Records from a data collection:
=-=-=
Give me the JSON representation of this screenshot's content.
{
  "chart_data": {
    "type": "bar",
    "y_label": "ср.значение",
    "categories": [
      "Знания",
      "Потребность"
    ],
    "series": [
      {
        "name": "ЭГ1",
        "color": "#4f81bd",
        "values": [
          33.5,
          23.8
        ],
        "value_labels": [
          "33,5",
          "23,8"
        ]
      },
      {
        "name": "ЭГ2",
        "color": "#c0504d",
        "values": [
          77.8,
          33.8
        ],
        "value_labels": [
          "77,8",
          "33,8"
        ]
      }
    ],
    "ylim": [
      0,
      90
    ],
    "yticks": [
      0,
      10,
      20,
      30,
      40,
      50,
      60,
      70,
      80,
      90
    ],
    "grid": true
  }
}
=-=-=
Exercise brief: Copy out each line exactly as written.

Finished task:
Give me the JSON representation of this screenshot's content.
{
  "chart_data": {
    "type": "bar",
    "y_label": "ср.значение",
    "categories": [
      "Знания",
      "Потребность"
    ],
    "series": [
      {
        "name": "ЭГ1",
        "color": "#4f81bd",
        "values": [
          33.5,
          23.8
        ],
        "value_labels": [
          "33,5",
          "23,8"
        ]
      },
      {
        "name": "ЭГ2",
        "color": "#c0504d",
        "values": [
          77.8,
          33.8
        ],
        "value_labels": [
          "77,8",
          "33,8"
        ]
      }
    ],
    "ylim": [
      0,
      90
    ],
    "yticks": [
      0,
      10,
      20,
      30,
      40,
      50,
      60,
      70,
      80,
      90
    ],
    "grid": true
  }
}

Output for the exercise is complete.